__What to produce__. Transcribe every entry word for word. Skip the pictures.

__Part of a data file__.

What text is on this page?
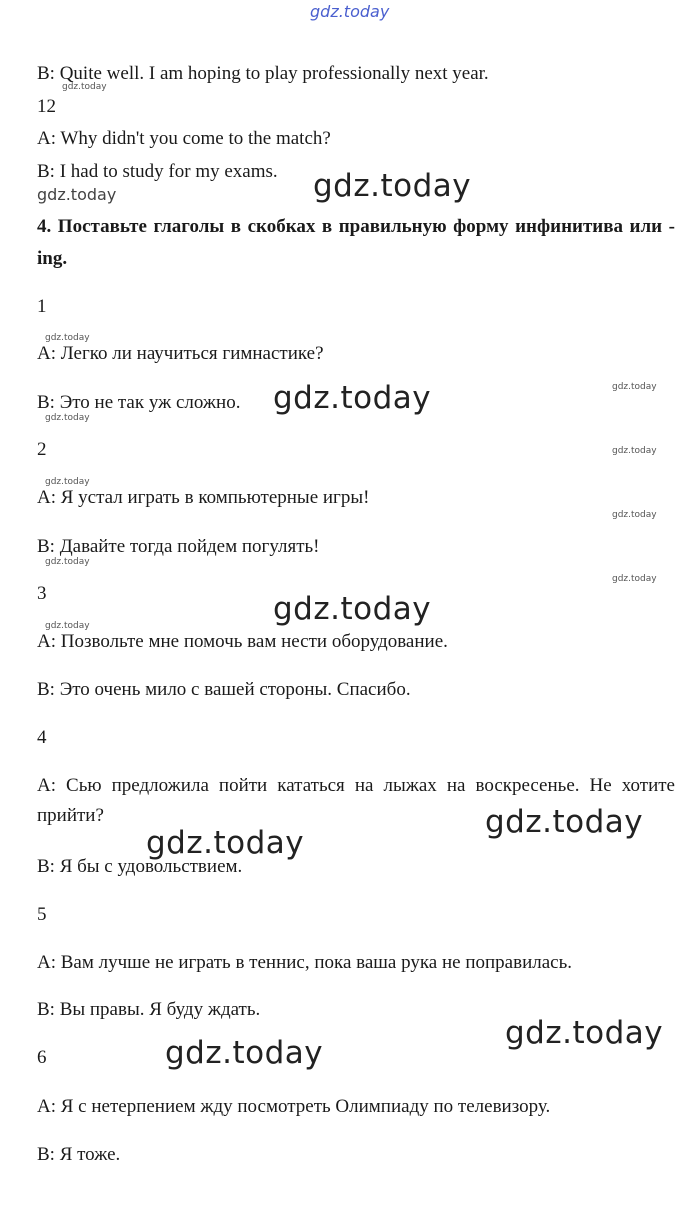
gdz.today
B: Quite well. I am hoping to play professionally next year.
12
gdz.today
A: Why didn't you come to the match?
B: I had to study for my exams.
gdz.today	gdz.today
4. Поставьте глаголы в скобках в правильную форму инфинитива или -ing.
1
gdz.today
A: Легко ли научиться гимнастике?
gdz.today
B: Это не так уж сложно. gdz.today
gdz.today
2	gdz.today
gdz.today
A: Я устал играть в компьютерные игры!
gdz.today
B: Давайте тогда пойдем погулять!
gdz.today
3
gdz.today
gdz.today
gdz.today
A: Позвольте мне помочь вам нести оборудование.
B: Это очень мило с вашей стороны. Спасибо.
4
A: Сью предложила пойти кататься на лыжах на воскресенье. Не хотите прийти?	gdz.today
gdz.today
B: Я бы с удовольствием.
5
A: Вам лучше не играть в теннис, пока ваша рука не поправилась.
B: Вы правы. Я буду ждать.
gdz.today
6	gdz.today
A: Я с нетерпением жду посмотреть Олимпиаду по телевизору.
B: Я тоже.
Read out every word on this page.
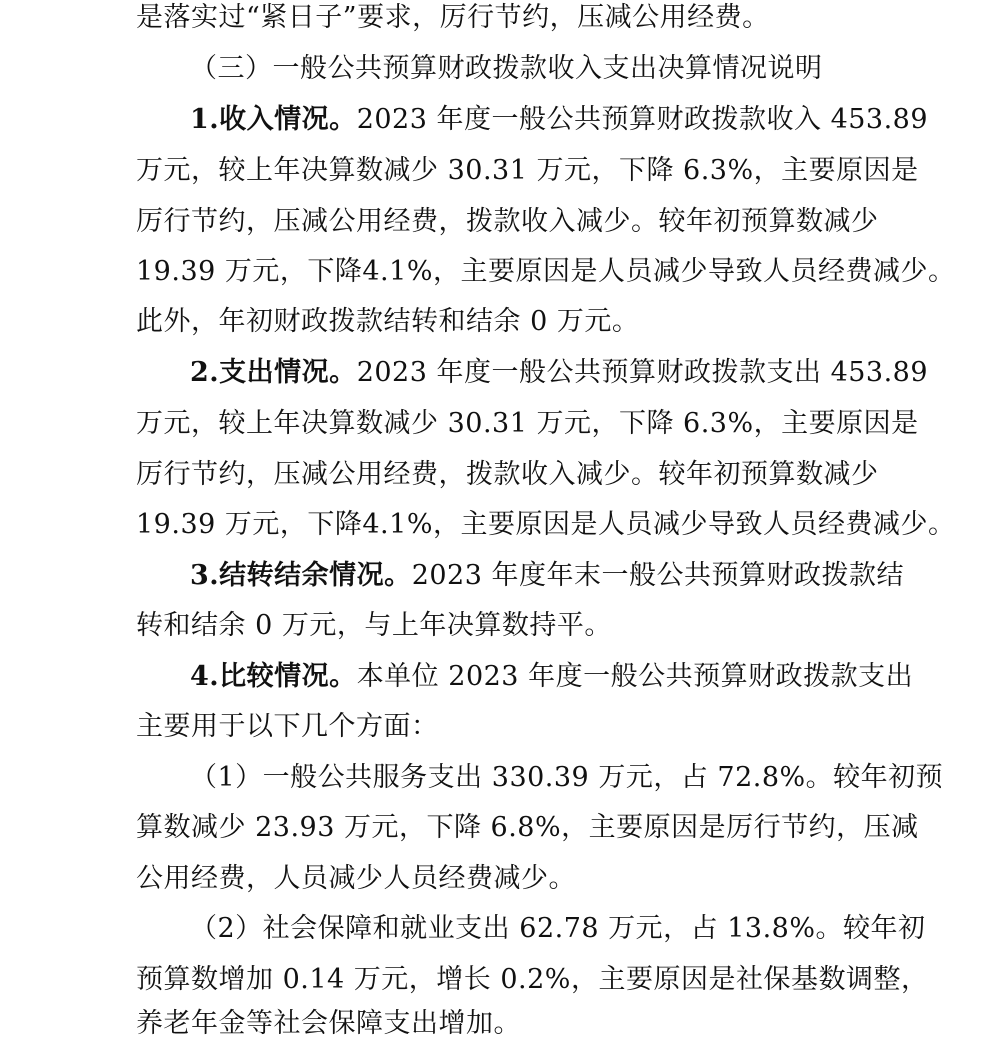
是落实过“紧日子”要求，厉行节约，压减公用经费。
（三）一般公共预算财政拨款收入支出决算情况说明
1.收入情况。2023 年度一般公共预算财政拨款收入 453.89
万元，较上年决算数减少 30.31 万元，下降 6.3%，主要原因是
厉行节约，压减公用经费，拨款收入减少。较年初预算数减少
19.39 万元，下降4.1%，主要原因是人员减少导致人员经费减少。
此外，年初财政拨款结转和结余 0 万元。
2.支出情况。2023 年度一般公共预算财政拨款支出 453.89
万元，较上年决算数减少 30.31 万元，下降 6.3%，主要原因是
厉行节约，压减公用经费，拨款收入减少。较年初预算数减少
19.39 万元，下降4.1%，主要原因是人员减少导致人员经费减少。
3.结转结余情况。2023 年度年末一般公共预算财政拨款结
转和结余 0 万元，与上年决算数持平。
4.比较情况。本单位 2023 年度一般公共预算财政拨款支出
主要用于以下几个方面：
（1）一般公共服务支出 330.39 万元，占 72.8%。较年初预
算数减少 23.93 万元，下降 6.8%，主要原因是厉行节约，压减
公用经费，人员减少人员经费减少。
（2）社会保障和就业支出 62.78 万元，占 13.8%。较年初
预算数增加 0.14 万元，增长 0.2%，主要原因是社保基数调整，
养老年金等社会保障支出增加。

__Expected answer__.
What text is on this page?
gdz.today
B: Quite well. I am hoping to play professionally next year.
12
gdz.today
A: Why didn't you come to the match?
B: I had to study for my exams.
gdz.today	gdz.today
4. Поставьте глаголы в скобках в правильную форму инфинитива или -ing.
1
gdz.today
A: Легко ли научиться гимнастике?
gdz.today
B: Это не так уж сложно. gdz.today
gdz.today
2	gdz.today
gdz.today
A: Я устал играть в компьютерные игры!
gdz.today
B: Давайте тогда пойдем погулять!
gdz.today
3
gdz.today
gdz.today
gdz.today
A: Позвольте мне помочь вам нести оборудование.
B: Это очень мило с вашей стороны. Спасибо.
4
A: Сью предложила пойти кататься на лыжах на воскресенье. Не хотите прийти?	gdz.today
gdz.today
B: Я бы с удовольствием.
5
A: Вам лучше не играть в теннис, пока ваша рука не поправилась.
B: Вы правы. Я буду ждать.
gdz.today
6	gdz.today
A: Я с нетерпением жду посмотреть Олимпиаду по телевизору.
B: Я тоже.
Read out every word on this page.
是落实过“紧日子”要求，厉行节约，压减公用经费。
（三）一般公共预算财政拨款收入支出决算情况说明
1.收入情况。2023 年度一般公共预算财政拨款收入 453.89
万元，较上年决算数减少 30.31 万元，下降 6.3%，主要原因是
厉行节约，压减公用经费，拨款收入减少。较年初预算数减少
19.39 万元，下降4.1%，主要原因是人员减少导致人员经费减少。
此外，年初财政拨款结转和结余 0 万元。
2.支出情况。2023 年度一般公共预算财政拨款支出 453.89
万元，较上年决算数减少 30.31 万元，下降 6.3%，主要原因是
厉行节约，压减公用经费，拨款收入减少。较年初预算数减少
19.39 万元，下降4.1%，主要原因是人员减少导致人员经费减少。
3.结转结余情况。2023 年度年末一般公共预算财政拨款结
转和结余 0 万元，与上年决算数持平。
4.比较情况。本单位 2023 年度一般公共预算财政拨款支出
主要用于以下几个方面：
（1）一般公共服务支出 330.39 万元，占 72.8%。较年初预
算数减少 23.93 万元，下降 6.8%，主要原因是厉行节约，压减
公用经费，人员减少人员经费减少。
（2）社会保障和就业支出 62.78 万元，占 13.8%。较年初
预算数增加 0.14 万元，增长 0.2%，主要原因是社保基数调整，
养老年金等社会保障支出增加。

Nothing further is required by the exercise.